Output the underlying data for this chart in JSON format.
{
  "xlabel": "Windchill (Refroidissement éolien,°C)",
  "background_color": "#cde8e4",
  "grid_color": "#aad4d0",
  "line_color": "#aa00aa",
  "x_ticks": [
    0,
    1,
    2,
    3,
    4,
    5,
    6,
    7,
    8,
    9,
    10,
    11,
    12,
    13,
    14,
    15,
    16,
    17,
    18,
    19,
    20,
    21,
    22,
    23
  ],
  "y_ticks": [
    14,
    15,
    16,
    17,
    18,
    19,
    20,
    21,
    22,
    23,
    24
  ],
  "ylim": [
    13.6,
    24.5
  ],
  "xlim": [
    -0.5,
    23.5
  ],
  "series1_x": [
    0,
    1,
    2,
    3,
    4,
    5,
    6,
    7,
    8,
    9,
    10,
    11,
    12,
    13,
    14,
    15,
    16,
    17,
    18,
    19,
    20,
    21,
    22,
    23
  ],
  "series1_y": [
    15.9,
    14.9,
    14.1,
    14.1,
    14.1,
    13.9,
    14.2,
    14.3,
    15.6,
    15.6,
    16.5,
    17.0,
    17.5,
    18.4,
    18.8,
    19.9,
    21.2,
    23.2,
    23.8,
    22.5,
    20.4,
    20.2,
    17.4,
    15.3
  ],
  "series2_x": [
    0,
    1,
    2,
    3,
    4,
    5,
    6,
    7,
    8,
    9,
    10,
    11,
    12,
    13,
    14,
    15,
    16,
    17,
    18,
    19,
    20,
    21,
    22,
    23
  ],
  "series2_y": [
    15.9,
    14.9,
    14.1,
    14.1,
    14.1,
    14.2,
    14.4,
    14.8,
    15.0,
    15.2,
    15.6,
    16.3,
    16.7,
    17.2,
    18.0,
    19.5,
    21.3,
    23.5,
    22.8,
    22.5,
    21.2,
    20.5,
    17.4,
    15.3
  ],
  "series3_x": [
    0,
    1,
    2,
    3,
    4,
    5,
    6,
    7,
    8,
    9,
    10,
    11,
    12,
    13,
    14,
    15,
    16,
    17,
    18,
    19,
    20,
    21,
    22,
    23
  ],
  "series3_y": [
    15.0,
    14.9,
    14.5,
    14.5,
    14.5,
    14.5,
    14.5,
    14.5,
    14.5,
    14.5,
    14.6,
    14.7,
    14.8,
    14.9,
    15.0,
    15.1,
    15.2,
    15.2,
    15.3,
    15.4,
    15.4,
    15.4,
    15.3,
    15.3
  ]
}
______________________________
TASK: Produce an exact copy of every entry above.

RESPONSE BELOW:
Output the underlying data for this chart in JSON format.
{
  "xlabel": "Windchill (Refroidissement éolien,°C)",
  "background_color": "#cde8e4",
  "grid_color": "#aad4d0",
  "line_color": "#aa00aa",
  "x_ticks": [
    0,
    1,
    2,
    3,
    4,
    5,
    6,
    7,
    8,
    9,
    10,
    11,
    12,
    13,
    14,
    15,
    16,
    17,
    18,
    19,
    20,
    21,
    22,
    23
  ],
  "y_ticks": [
    14,
    15,
    16,
    17,
    18,
    19,
    20,
    21,
    22,
    23,
    24
  ],
  "ylim": [
    13.6,
    24.5
  ],
  "xlim": [
    -0.5,
    23.5
  ],
  "series1_x": [
    0,
    1,
    2,
    3,
    4,
    5,
    6,
    7,
    8,
    9,
    10,
    11,
    12,
    13,
    14,
    15,
    16,
    17,
    18,
    19,
    20,
    21,
    22,
    23
  ],
  "series1_y": [
    15.9,
    14.9,
    14.1,
    14.1,
    14.1,
    13.9,
    14.2,
    14.3,
    15.6,
    15.6,
    16.5,
    17.0,
    17.5,
    18.4,
    18.8,
    19.9,
    21.2,
    23.2,
    23.8,
    22.5,
    20.4,
    20.2,
    17.4,
    15.3
  ],
  "series2_x": [
    0,
    1,
    2,
    3,
    4,
    5,
    6,
    7,
    8,
    9,
    10,
    11,
    12,
    13,
    14,
    15,
    16,
    17,
    18,
    19,
    20,
    21,
    22,
    23
  ],
  "series2_y": [
    15.9,
    14.9,
    14.1,
    14.1,
    14.1,
    14.2,
    14.4,
    14.8,
    15.0,
    15.2,
    15.6,
    16.3,
    16.7,
    17.2,
    18.0,
    19.5,
    21.3,
    23.5,
    22.8,
    22.5,
    21.2,
    20.5,
    17.4,
    15.3
  ],
  "series3_x": [
    0,
    1,
    2,
    3,
    4,
    5,
    6,
    7,
    8,
    9,
    10,
    11,
    12,
    13,
    14,
    15,
    16,
    17,
    18,
    19,
    20,
    21,
    22,
    23
  ],
  "series3_y": [
    15.0,
    14.9,
    14.5,
    14.5,
    14.5,
    14.5,
    14.5,
    14.5,
    14.5,
    14.5,
    14.6,
    14.7,
    14.8,
    14.9,
    15.0,
    15.1,
    15.2,
    15.2,
    15.3,
    15.4,
    15.4,
    15.4,
    15.3,
    15.3
  ]
}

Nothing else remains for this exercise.